Task prompt:
Look over the listing below and report how many of its lines contain the string "name", with no other words.

Dataset records:
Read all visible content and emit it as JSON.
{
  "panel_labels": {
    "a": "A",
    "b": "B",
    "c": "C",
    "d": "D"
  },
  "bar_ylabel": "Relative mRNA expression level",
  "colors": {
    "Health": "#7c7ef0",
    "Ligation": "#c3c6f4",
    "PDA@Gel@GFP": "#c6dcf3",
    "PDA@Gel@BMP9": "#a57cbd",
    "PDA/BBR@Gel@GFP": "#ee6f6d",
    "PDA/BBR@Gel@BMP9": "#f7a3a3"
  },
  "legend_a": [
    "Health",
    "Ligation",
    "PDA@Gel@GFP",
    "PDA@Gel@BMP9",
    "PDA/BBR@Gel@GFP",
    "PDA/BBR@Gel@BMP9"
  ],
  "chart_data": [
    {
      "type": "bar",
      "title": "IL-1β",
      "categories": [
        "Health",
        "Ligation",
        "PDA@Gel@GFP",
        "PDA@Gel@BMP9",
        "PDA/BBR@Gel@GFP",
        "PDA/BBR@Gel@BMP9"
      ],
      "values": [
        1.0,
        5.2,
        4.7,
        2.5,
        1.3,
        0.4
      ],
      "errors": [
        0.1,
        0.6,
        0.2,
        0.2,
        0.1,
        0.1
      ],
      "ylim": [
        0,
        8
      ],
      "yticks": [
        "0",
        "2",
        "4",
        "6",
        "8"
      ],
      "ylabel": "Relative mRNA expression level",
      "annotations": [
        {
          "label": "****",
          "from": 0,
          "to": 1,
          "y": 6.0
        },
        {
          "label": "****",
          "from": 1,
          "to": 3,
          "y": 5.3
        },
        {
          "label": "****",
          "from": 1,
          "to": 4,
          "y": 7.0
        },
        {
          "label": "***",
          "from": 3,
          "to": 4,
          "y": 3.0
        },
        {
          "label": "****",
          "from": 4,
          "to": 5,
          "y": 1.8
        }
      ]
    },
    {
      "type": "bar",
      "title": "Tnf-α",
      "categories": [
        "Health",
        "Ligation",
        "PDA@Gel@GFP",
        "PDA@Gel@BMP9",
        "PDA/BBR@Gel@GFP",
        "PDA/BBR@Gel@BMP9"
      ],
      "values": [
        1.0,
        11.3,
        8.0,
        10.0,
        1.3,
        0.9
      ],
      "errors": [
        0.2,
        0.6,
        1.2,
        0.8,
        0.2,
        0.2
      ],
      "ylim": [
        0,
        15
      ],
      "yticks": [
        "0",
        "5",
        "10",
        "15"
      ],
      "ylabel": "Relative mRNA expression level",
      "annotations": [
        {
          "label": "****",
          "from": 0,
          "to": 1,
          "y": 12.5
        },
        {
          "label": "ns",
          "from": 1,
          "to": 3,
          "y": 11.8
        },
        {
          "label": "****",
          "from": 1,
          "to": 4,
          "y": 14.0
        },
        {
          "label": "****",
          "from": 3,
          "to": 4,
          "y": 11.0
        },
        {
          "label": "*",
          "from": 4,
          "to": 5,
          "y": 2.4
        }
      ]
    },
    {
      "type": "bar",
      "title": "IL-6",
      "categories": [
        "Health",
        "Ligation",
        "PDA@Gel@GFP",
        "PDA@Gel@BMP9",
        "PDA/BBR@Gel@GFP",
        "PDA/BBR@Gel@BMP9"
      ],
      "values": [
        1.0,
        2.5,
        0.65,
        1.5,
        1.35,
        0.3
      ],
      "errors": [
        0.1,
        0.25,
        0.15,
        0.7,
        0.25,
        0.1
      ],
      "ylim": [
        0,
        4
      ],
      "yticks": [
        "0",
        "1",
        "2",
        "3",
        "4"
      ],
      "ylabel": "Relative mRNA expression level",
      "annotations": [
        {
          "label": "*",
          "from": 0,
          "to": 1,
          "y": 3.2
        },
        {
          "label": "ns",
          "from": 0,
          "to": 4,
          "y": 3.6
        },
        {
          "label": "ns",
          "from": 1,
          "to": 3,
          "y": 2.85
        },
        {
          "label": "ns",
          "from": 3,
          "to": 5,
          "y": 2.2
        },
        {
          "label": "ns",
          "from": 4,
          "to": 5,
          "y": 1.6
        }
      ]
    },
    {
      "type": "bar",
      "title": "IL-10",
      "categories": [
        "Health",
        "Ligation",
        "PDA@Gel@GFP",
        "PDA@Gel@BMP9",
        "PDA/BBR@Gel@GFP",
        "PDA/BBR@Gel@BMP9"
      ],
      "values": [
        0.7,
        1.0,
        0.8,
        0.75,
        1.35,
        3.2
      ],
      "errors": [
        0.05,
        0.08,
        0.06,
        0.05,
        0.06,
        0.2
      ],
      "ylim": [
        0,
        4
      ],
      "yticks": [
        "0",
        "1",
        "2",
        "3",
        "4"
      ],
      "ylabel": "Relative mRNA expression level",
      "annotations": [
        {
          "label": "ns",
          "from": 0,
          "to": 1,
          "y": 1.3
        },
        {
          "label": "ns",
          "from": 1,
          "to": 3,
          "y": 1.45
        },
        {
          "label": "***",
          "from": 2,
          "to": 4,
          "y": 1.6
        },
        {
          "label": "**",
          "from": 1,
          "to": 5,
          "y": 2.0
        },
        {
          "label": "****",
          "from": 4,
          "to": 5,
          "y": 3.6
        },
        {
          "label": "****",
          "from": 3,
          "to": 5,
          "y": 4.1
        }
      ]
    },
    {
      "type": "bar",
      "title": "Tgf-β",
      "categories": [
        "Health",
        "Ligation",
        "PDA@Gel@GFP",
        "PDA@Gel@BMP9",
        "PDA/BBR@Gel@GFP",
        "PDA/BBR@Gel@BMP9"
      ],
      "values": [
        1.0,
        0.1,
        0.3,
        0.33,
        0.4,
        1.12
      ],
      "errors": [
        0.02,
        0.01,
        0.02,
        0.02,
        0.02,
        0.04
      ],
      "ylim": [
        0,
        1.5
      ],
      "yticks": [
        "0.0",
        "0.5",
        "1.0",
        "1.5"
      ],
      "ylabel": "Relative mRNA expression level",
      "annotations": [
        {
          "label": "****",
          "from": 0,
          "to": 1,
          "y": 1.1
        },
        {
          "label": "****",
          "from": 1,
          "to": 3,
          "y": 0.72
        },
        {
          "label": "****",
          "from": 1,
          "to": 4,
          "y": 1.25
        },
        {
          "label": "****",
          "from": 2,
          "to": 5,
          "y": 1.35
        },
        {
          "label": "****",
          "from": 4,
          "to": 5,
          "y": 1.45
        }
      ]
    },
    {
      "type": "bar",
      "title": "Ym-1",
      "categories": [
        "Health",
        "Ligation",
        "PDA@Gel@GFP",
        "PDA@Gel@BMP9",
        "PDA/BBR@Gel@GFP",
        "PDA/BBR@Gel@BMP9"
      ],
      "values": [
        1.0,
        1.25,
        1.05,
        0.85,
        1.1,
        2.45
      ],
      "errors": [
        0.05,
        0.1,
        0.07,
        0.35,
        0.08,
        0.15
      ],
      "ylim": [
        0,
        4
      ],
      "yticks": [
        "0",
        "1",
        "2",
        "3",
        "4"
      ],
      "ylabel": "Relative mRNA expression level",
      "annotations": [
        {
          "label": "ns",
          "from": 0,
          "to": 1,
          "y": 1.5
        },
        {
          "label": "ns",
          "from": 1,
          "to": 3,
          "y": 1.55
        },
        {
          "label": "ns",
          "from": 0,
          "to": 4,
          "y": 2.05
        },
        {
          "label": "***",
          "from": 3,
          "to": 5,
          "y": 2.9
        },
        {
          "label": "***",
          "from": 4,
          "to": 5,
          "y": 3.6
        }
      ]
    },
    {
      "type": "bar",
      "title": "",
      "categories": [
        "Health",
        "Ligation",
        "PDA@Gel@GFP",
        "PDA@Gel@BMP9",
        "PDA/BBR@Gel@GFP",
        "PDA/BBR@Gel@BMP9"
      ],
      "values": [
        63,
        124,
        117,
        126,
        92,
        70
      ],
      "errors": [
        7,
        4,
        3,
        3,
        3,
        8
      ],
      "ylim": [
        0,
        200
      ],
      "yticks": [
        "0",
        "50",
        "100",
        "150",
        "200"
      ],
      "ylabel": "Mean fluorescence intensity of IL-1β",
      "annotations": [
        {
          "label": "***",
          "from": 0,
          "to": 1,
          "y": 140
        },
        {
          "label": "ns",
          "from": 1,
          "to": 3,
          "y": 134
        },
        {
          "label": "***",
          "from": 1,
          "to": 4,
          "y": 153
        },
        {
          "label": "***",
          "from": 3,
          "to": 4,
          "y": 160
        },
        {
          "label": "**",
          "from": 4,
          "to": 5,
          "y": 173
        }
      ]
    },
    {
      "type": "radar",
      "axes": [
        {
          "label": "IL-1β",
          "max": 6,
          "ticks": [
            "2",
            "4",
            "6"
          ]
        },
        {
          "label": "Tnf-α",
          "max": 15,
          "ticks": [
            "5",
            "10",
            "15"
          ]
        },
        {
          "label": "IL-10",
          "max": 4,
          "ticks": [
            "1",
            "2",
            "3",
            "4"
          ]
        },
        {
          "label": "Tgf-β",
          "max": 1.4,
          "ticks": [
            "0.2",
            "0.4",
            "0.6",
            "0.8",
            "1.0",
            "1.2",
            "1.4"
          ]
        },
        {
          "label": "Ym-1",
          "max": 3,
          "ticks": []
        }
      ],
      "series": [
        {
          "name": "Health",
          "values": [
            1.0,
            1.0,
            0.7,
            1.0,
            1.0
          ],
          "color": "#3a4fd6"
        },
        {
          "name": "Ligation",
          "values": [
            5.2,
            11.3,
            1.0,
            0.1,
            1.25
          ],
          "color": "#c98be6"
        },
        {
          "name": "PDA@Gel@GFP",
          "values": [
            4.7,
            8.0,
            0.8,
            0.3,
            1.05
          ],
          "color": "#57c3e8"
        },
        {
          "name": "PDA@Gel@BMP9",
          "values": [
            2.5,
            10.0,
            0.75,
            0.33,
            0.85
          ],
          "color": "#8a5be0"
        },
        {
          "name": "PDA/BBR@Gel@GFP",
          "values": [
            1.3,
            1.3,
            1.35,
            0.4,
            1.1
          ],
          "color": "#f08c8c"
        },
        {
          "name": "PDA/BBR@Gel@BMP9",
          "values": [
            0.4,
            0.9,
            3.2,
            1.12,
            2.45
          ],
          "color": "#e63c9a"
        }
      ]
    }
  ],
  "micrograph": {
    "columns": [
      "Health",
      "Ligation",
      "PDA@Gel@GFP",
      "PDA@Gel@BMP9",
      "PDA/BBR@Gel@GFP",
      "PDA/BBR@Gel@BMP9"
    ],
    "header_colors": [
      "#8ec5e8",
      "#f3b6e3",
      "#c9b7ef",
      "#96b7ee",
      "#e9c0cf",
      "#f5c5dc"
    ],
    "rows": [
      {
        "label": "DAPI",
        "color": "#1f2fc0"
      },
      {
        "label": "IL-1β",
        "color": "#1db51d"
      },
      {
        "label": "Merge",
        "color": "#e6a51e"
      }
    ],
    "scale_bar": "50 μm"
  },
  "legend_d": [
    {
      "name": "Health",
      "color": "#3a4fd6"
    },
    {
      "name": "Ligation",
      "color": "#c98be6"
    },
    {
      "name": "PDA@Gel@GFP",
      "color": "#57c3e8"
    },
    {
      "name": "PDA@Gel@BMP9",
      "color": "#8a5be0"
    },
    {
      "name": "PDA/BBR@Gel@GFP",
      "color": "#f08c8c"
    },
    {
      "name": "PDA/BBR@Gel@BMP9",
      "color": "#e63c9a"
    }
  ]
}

Result:
12